Provided entries:
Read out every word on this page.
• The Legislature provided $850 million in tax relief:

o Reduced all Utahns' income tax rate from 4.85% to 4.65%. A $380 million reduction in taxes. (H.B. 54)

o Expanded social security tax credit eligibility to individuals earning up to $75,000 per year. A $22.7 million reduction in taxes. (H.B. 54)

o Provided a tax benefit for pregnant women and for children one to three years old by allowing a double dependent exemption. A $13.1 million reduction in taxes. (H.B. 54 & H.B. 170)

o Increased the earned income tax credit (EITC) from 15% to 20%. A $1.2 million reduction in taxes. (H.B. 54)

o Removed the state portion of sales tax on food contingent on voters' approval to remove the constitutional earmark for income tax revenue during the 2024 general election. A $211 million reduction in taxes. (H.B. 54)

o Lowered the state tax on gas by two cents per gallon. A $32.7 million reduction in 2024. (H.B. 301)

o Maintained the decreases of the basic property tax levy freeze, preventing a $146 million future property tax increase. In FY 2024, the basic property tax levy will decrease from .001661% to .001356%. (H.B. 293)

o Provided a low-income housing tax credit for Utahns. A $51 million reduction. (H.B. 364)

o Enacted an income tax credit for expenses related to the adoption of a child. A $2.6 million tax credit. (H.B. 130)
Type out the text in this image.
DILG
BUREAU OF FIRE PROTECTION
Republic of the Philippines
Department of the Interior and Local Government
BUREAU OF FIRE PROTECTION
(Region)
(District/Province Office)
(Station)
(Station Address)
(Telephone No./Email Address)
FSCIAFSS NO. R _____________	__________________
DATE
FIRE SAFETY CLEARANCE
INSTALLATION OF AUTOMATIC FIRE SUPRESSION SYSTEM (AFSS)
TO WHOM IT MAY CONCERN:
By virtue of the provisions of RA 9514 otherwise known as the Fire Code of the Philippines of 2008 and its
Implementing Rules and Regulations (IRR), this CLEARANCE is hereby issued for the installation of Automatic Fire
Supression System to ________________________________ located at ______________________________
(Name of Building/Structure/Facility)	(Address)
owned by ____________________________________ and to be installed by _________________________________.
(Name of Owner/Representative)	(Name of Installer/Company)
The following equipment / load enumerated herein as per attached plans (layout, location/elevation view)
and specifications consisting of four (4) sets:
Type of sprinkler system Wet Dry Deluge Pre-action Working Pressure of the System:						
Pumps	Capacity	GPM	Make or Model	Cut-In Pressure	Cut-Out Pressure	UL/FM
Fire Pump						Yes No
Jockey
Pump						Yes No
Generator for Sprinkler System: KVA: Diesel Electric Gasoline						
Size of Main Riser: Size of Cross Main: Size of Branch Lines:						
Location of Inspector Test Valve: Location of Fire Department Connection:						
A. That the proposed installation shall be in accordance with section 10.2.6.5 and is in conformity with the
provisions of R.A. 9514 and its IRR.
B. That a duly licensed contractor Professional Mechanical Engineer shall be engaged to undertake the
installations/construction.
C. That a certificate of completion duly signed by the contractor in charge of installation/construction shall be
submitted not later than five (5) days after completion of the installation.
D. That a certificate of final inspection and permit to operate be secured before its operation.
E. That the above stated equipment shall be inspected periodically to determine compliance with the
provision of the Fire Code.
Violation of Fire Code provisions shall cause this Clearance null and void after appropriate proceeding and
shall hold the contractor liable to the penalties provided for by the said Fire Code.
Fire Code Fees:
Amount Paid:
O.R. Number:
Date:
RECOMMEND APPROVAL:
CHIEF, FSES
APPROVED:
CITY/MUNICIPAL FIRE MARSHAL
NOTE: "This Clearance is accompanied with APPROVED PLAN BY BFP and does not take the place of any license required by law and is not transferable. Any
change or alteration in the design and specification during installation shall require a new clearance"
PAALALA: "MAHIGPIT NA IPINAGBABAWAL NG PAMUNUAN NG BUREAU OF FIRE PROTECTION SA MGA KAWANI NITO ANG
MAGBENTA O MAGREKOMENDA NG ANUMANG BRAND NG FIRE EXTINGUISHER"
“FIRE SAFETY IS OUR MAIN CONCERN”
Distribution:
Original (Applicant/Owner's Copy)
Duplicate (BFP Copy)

Task requirements:
Extract every line of the records above that contains the word "Copy".

Exercise answer:
Original (Applicant/Owner's Copy)
Duplicate (BFP Copy)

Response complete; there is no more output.